▶ **DESCRIPTION OF THE TASK**
In the passage on relational database terms:
(a) Which two formats can't the primary field take?
(b) What does a foreign key field point to?
(c) Which fields might the "Venues" table include?

▶ **PAGE EXCERPT**
Records: In a relational database, a table represents a single subject; a record is a unique instance of that kind of subject. For example, in an event planner’s database, each record in the events table represents a different event (“The City Museum 15th Annual Fundraising Gala,” “Equilux Holiday Party,” etc.); each record in the vendors table represents a different vendor (“Objectively Edible Catering,” “By the Bouq Flowers,” etc.); and so on.
Fields: A field represents a characteristic of the subject of the table. For example, in an event planner’s database, the “Venues” table might include fields like “Street address” and “Maximum occupancy,” whereas the “Vendors” table might include fields like “Vendor type” and “Vendor Phone Number.”
Primary keys: Within a table, the primary key field—or as we call it at Airtable, the primary field—holds a unique identifier ID for each record. The primary field cannot be deleted, and must contain unique information. For this reason, it can’t be formatted as a checkbox or a select field. It must contain a unique identifier—words or numbers.
Foreign keys: A foreign key field is a field within one table that points to the primary key field of another table. For instance, in your table of customers, you might have a field containing a unique identification number for each customer, and that ID number will be the primary key field of the customers table. When that ID number is pulled into another table—such as a customer orders table—it shows up in that table as a foreign key field.
Relationships: The primary and foreign key fields create relationships between database tables. To say that tables are related is to describe how they share information. When information is updated in a record, it’s automatically updated in every table that displays that information.

▶ **DATA SEGMENT**
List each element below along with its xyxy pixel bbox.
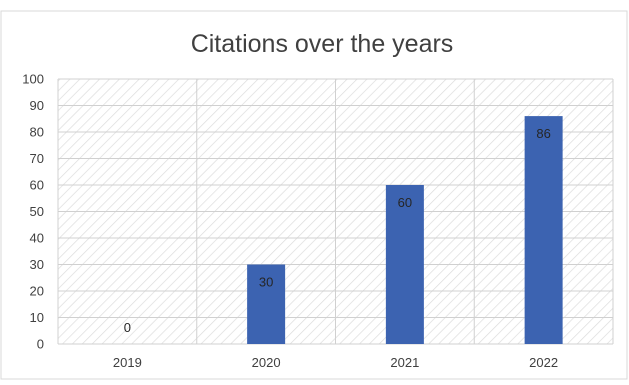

▶ **COMPLETED TASK**
(a) A checkbox or a select field.
(b) The primary key field of another table.
(c) "Street address" and "Maximum occupancy."